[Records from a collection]
================================
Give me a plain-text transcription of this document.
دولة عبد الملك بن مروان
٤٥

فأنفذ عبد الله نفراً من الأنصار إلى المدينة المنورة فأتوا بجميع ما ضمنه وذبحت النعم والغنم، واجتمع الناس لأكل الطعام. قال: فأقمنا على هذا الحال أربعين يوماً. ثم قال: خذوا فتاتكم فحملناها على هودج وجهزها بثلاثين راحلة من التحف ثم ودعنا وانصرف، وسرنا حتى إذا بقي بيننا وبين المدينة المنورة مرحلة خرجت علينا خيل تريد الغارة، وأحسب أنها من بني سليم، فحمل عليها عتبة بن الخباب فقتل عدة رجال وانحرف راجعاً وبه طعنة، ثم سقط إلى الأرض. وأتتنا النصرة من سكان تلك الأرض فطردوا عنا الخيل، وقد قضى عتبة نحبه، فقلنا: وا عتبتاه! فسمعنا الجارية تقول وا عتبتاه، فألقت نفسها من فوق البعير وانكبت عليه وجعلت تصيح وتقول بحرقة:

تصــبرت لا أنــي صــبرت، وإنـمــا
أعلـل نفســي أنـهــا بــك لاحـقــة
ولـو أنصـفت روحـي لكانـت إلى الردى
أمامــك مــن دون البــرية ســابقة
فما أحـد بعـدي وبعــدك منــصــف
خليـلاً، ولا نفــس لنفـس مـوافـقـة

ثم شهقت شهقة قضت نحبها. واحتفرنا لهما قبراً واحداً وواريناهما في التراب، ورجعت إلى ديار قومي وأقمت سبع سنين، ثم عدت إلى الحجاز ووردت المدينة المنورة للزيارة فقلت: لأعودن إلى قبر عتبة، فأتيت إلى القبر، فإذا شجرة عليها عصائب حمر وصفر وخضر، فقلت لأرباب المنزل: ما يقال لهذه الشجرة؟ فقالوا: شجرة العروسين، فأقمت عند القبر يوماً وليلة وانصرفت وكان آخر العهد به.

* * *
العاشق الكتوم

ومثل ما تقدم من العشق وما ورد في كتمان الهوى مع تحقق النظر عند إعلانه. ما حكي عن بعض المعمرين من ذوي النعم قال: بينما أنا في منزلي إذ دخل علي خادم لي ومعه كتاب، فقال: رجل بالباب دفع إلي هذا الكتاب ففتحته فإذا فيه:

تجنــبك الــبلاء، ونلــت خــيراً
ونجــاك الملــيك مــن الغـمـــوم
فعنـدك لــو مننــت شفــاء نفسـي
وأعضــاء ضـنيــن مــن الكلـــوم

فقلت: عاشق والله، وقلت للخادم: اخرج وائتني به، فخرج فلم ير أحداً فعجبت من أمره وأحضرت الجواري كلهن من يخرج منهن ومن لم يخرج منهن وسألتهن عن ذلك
================================
INSTRUCTIONS FOR THE TASK
Give the material above again, word for word.

CORRECT RESPONSE
Give me a plain-text transcription of this document.
دولة عبد الملك بن مروان
٤٥

فأنفذ عبد الله نفراً من الأنصار إلى المدينة المنورة فأتوا بجميع ما ضمنه وذبحت النعم والغنم، واجتمع الناس لأكل الطعام. قال: فأقمنا على هذا الحال أربعين يوماً. ثم قال: خذوا فتاتكم فحملناها على هودج وجهزها بثلاثين راحلة من التحف ثم ودعنا وانصرف، وسرنا حتى إذا بقي بيننا وبين المدينة المنورة مرحلة خرجت علينا خيل تريد الغارة، وأحسب أنها من بني سليم، فحمل عليها عتبة بن الخباب فقتل عدة رجال وانحرف راجعاً وبه طعنة، ثم سقط إلى الأرض. وأتتنا النصرة من سكان تلك الأرض فطردوا عنا الخيل، وقد قضى عتبة نحبه، فقلنا: وا عتبتاه! فسمعنا الجارية تقول وا عتبتاه، فألقت نفسها من فوق البعير وانكبت عليه وجعلت تصيح وتقول بحرقة:

تصــبرت لا أنــي صــبرت، وإنـمــا
أعلـل نفســي أنـهــا بــك لاحـقــة
ولـو أنصـفت روحـي لكانـت إلى الردى
أمامــك مــن دون البــرية ســابقة
فما أحـد بعـدي وبعــدك منــصــف
خليـلاً، ولا نفــس لنفـس مـوافـقـة

ثم شهقت شهقة قضت نحبها. واحتفرنا لهما قبراً واحداً وواريناهما في التراب، ورجعت إلى ديار قومي وأقمت سبع سنين، ثم عدت إلى الحجاز ووردت المدينة المنورة للزيارة فقلت: لأعودن إلى قبر عتبة، فأتيت إلى القبر، فإذا شجرة عليها عصائب حمر وصفر وخضر، فقلت لأرباب المنزل: ما يقال لهذه الشجرة؟ فقالوا: شجرة العروسين، فأقمت عند القبر يوماً وليلة وانصرفت وكان آخر العهد به.

* * *
العاشق الكتوم

ومثل ما تقدم من العشق وما ورد في كتمان الهوى مع تحقق النظر عند إعلانه. ما حكي عن بعض المعمرين من ذوي النعم قال: بينما أنا في منزلي إذ دخل علي خادم لي ومعه كتاب، فقال: رجل بالباب دفع إلي هذا الكتاب ففتحته فإذا فيه:

تجنــبك الــبلاء، ونلــت خــيراً
ونجــاك الملــيك مــن الغـمـــوم
فعنـدك لــو مننــت شفــاء نفسـي
وأعضــاء ضـنيــن مــن الكلـــوم

فقلت: عاشق والله، وقلت للخادم: اخرج وائتني به، فخرج فلم ير أحداً فعجبت من أمره وأحضرت الجواري كلهن من يخرج منهن ومن لم يخرج منهن وسألتهن عن ذلك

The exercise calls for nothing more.